# Start of Records

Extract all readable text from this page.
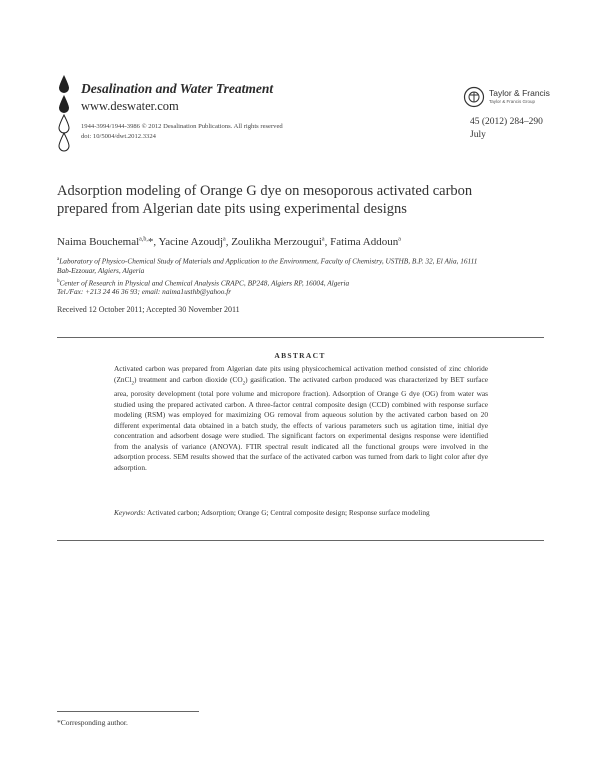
Desalination and Water Treatment
www.deswater.com
1944-3994/1944-3986 © 2012 Desalination Publications. All rights reserved
doi: 10/5004/dwt.2012.3324
Taylor & Francis
Taylor & Francis Group
45 (2012) 284–290
July
Adsorption modeling of Orange G dye on mesoporous activated carbon prepared from Algerian date pits using experimental designs
Naima Bouchemal$^{a,b,}$*, Yacine Azoudj$^a$, Zoulikha Merzougui$^a$, Fatima Addoun$^a$
$^a$Laboratory of Physico-Chemical Study of Materials and Application to the Environment, Faculty of Chemistry, USTHB, B.P. 32, El Alia, 16111 Bab-Ezzouar, Algiers, Algeria
$^b$Center of Research in Physical and Chemical Analysis CRAPC, BP248, Algiers RP, 16004, Algeria
Tel./Fax: +213 24 46 36 93; email: naima1usthb@yahoo.fr
Received 12 October 2011; Accepted 30 November 2011
ABSTRACT
Activated carbon was prepared from Algerian date pits using physicochemical activation method consisted of zinc chloride (ZnCl$_2$) treatment and carbon dioxide $(CO_2)$ gasification. The activated carbon produced was characterized by BET surface area, porosity development (total pore volume and micropore fraction). Adsorption of Orange G dye (OG) from water was studied using the prepared activated carbon. A three-factor central composite design (CCD) combined with response surface modeling (RSM) was employed for maximizing OG removal from aqueous solution by the activated carbon based on 20 different experimental data obtained in a batch study, the effects of various parameters such us agitation time, initial dye concentration and adsorbent dosage were studied. The significant factors on experimental designs response were identified from the analysis of variance (ANOVA). FTIR spectral result indicated all the functional groups were involved in the adsorption process. SEM results showed that the surface of the activated carbon was turned from dark to light color after dye adsorption.
Keywords: Activated carbon; Adsorption; Orange G; Central composite design; Response surface modeling
*Corresponding author.
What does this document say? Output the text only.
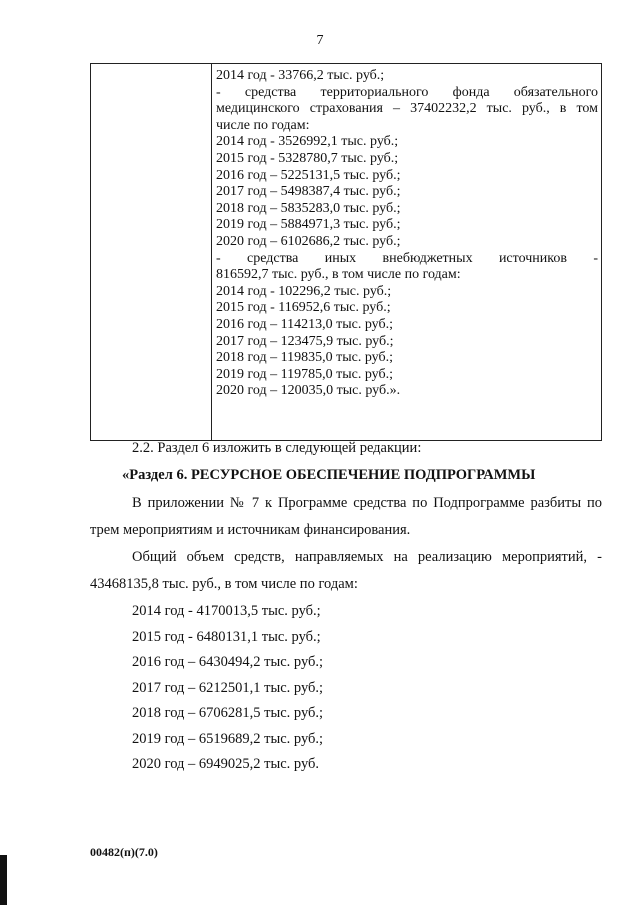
7
2014 год - 33766,2 тыс. руб.;
- средства территориального фонда обязательного
медицинского страхования – 37402232,2 тыс. руб., в том
числе по годам:
2014 год - 3526992,1 тыс. руб.;
2015 год - 5328780,7 тыс. руб.;
2016 год – 5225131,5 тыс. руб.;
2017 год – 5498387,4 тыс. руб.;
2018 год – 5835283,0 тыс. руб.;
2019 год – 5884971,3 тыс. руб.;
2020 год – 6102686,2 тыс. руб.;
- средства иных внебюджетных источников -
816592,7 тыс. руб., в том числе по годам:
2014 год - 102296,2 тыс. руб.;
2015 год - 116952,6 тыс. руб.;
2016 год – 114213,0 тыс. руб.;
2017 год – 123475,9 тыс. руб.;
2018 год – 119835,0 тыс. руб.;
2019 год – 119785,0 тыс. руб.;
2020 год – 120035,0 тыс. руб.».
2.2. Раздел 6 изложить в следующей редакции:
«Раздел 6. РЕСУРСНОЕ ОБЕСПЕЧЕНИЕ ПОДПРОГРАММЫ
В приложении № 7 к Программе средства по Подпрограмме разбиты по
трем мероприятиям и источникам финансирования.
Общий объем средств, направляемых на реализацию мероприятий, -
43468135,8 тыс. руб., в том числе по годам:
2014 год - 4170013,5 тыс. руб.;
2015 год - 6480131,1 тыс. руб.;
2016 год – 6430494,2 тыс. руб.;
2017 год – 6212501,1 тыс. руб.;
2018 год – 6706281,5 тыс. руб.;
2019 год – 6519689,2 тыс. руб.;
2020 год – 6949025,2 тыс. руб.
00482(п)(7.0)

# End of Records

** Your objective **
State the number of lines that contain the string "text", with no other words.

** Task response **
2